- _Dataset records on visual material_

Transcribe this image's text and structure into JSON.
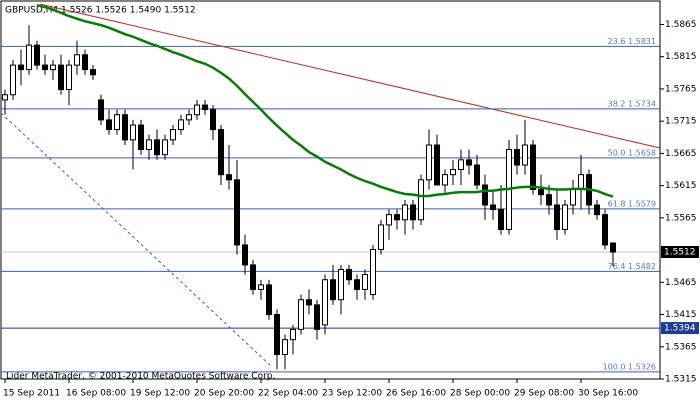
{
  "chart_data": {
    "type": "candlestick",
    "title": "GBPUSD,H4 1.5526 1.5526 1.5490 1.5512",
    "footer": "Lider MetaTrader, © 2001-2010 MetaQuotes Software Corp.",
    "categories": [
      "15 Sep 2011",
      null,
      null,
      null,
      null,
      null,
      null,
      null,
      "16 Sep 08:00",
      null,
      null,
      null,
      null,
      null,
      null,
      null,
      "19 Sep 12:00",
      null,
      null,
      null,
      null,
      null,
      null,
      null,
      "20 Sep 20:00",
      null,
      null,
      null,
      null,
      null,
      null,
      null,
      "22 Sep 04:00",
      null,
      null,
      null,
      null,
      null,
      null,
      null,
      "23 Sep 12:00",
      null,
      null,
      null,
      null,
      null,
      null,
      null,
      "26 Sep 16:00",
      null,
      null,
      null,
      null,
      null,
      null,
      null,
      "28 Sep 00:00",
      null,
      null,
      null,
      null,
      null,
      null,
      null,
      "29 Sep 08:00",
      null,
      null,
      null,
      null,
      null,
      null,
      null,
      "30 Sep 16:00",
      null,
      null,
      null,
      null
    ],
    "open": [
      1.5748,
      1.5756,
      1.5802,
      1.5795,
      1.5833,
      1.5802,
      1.5795,
      1.5802,
      1.5764,
      1.5802,
      1.5818,
      1.5795,
      1.5748,
      1.5717,
      1.5702,
      1.5725,
      1.5686,
      1.5709,
      1.5671,
      1.5686,
      1.5663,
      1.5686,
      1.5702,
      1.5717,
      1.5725,
      1.574,
      1.5733,
      1.5702,
      1.5632,
      1.5624,
      1.5523,
      1.5492,
      1.5454,
      1.5461,
      1.5415,
      1.5353,
      1.5376,
      1.5392,
      1.5438,
      1.543,
      1.5399,
      1.5469,
      1.5438,
      1.5485,
      1.5469,
      1.5454,
      1.5446,
      1.5516,
      1.5554,
      1.557,
      1.5562,
      1.5585,
      1.5562,
      1.5624,
      1.5678,
      1.5616,
      1.5632,
      1.564,
      1.5655,
      1.5647,
      1.5616,
      1.5585,
      1.5578,
      1.5547,
      1.5671,
      1.5647,
      1.5678,
      1.5609,
      1.5601,
      1.5585,
      1.5547,
      1.5585,
      1.5609,
      1.5632,
      1.5585,
      1.557,
      1.5526
    ],
    "high": [
      1.5764,
      1.581,
      1.5826,
      1.5864,
      1.584,
      1.5818,
      1.581,
      1.5818,
      1.581,
      1.584,
      1.5826,
      1.5802,
      1.5756,
      1.5733,
      1.5733,
      1.5733,
      1.5717,
      1.5717,
      1.5694,
      1.5702,
      1.5694,
      1.5709,
      1.5725,
      1.5733,
      1.5748,
      1.5748,
      1.574,
      1.5709,
      1.5678,
      1.5655,
      1.5539,
      1.55,
      1.5469,
      1.5469,
      1.5423,
      1.5384,
      1.5399,
      1.5446,
      1.5454,
      1.5438,
      1.5477,
      1.5492,
      1.5492,
      1.5492,
      1.5477,
      1.5485,
      1.5523,
      1.5562,
      1.5578,
      1.5578,
      1.5593,
      1.5593,
      1.5632,
      1.5702,
      1.5694,
      1.564,
      1.5655,
      1.5671,
      1.5671,
      1.5663,
      1.5632,
      1.5609,
      1.5616,
      1.5686,
      1.5694,
      1.5717,
      1.5686,
      1.5632,
      1.5616,
      1.5609,
      1.5593,
      1.5624,
      1.5663,
      1.564,
      1.5593,
      1.5578,
      1.5526
    ],
    "low": [
      1.5725,
      1.5748,
      1.5771,
      1.5787,
      1.5795,
      1.5787,
      1.5779,
      1.5756,
      1.574,
      1.5787,
      1.5787,
      1.5779,
      1.5709,
      1.5694,
      1.5694,
      1.5678,
      1.564,
      1.5663,
      1.5655,
      1.5655,
      1.5655,
      1.5678,
      1.5694,
      1.5709,
      1.5717,
      1.5725,
      1.5686,
      1.5616,
      1.5609,
      1.5508,
      1.5477,
      1.5446,
      1.5438,
      1.5407,
      1.533,
      1.533,
      1.5353,
      1.5384,
      1.5415,
      1.5376,
      1.5384,
      1.543,
      1.5415,
      1.5461,
      1.5438,
      1.5438,
      1.5438,
      1.5508,
      1.5531,
      1.5547,
      1.5539,
      1.5547,
      1.5554,
      1.5609,
      1.5616,
      1.5601,
      1.5616,
      1.5616,
      1.5632,
      1.5609,
      1.5562,
      1.5562,
      1.5539,
      1.5539,
      1.5632,
      1.5632,
      1.5601,
      1.5585,
      1.557,
      1.5531,
      1.5539,
      1.557,
      1.5578,
      1.557,
      1.5562,
      1.5516,
      1.549
    ],
    "close": [
      1.5756,
      1.5802,
      1.5795,
      1.5833,
      1.5802,
      1.5795,
      1.5802,
      1.5764,
      1.5802,
      1.5818,
      1.5795,
      1.5787,
      1.5717,
      1.5702,
      1.5725,
      1.5686,
      1.5709,
      1.5671,
      1.5686,
      1.5663,
      1.5686,
      1.5702,
      1.5717,
      1.5725,
      1.574,
      1.5733,
      1.5702,
      1.5632,
      1.5624,
      1.5523,
      1.5492,
      1.5454,
      1.5461,
      1.5415,
      1.5353,
      1.5376,
      1.5392,
      1.5438,
      1.543,
      1.5392,
      1.5469,
      1.5438,
      1.5485,
      1.5469,
      1.5454,
      1.5477,
      1.5516,
      1.5554,
      1.557,
      1.5562,
      1.5585,
      1.5562,
      1.5624,
      1.5678,
      1.5616,
      1.5632,
      1.564,
      1.5655,
      1.5647,
      1.5616,
      1.5585,
      1.5578,
      1.5547,
      1.5671,
      1.5647,
      1.5678,
      1.5609,
      1.5601,
      1.5585,
      1.5547,
      1.5585,
      1.5609,
      1.5632,
      1.5585,
      1.557,
      1.5523,
      1.5512
    ],
    "ma": {
      "color": "#0a7a0a",
      "values": [
        null,
        null,
        null,
        null,
        1.5895,
        1.5892,
        1.5888,
        1.5883,
        1.5878,
        1.5874,
        1.587,
        1.5867,
        1.5864,
        1.586,
        1.5855,
        1.585,
        1.5846,
        1.5841,
        1.5836,
        1.5832,
        1.5827,
        1.5822,
        1.5818,
        1.5813,
        1.5808,
        1.5804,
        1.5798,
        1.579,
        1.5781,
        1.577,
        1.5757,
        1.5745,
        1.5733,
        1.572,
        1.5708,
        1.5697,
        1.5686,
        1.5677,
        1.5667,
        1.566,
        1.5652,
        1.5646,
        1.564,
        1.5633,
        1.5627,
        1.5622,
        1.5618,
        1.5613,
        1.5609,
        1.5605,
        1.5602,
        1.5601,
        1.5599,
        1.5599,
        1.5601,
        1.5602,
        1.5604,
        1.5605,
        1.5605,
        1.5605,
        1.5607,
        1.5607,
        1.5609,
        1.561,
        1.5612,
        1.5613,
        1.5613,
        1.5612,
        1.561,
        1.5609,
        1.5609,
        1.561,
        1.561,
        1.5609,
        1.5607,
        1.5602,
        1.5598
      ]
    },
    "fib_levels": [
      {
        "value": 1.5831,
        "label": "23.6 1.5831"
      },
      {
        "value": 1.5734,
        "label": "38.2 1.5734"
      },
      {
        "value": 1.5658,
        "label": "50.0 1.5658"
      },
      {
        "value": 1.5579,
        "label": "61.8 1.5579"
      },
      {
        "value": 1.5482,
        "label": "76.4 1.5482"
      },
      {
        "value": 1.5326,
        "label": "100.0 1.5326"
      }
    ],
    "hline": 1.5394,
    "ylim": [
      1.5315,
      1.5903
    ],
    "yticks": [
      1.5865,
      1.5815,
      1.5765,
      1.5715,
      1.5665,
      1.5615,
      1.5565,
      1.5465,
      1.5415,
      1.5365,
      1.5315
    ]
  }
}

- _Task statement_
Which lines include the word "label"? List them all.

- _Answer below_
        "label": "23.6 1.5831"
        "label": "38.2 1.5734"
        "label": "50.0 1.5658"
        "label": "61.8 1.5579"
        "label": "76.4 1.5482"
        "label": "100.0 1.5326"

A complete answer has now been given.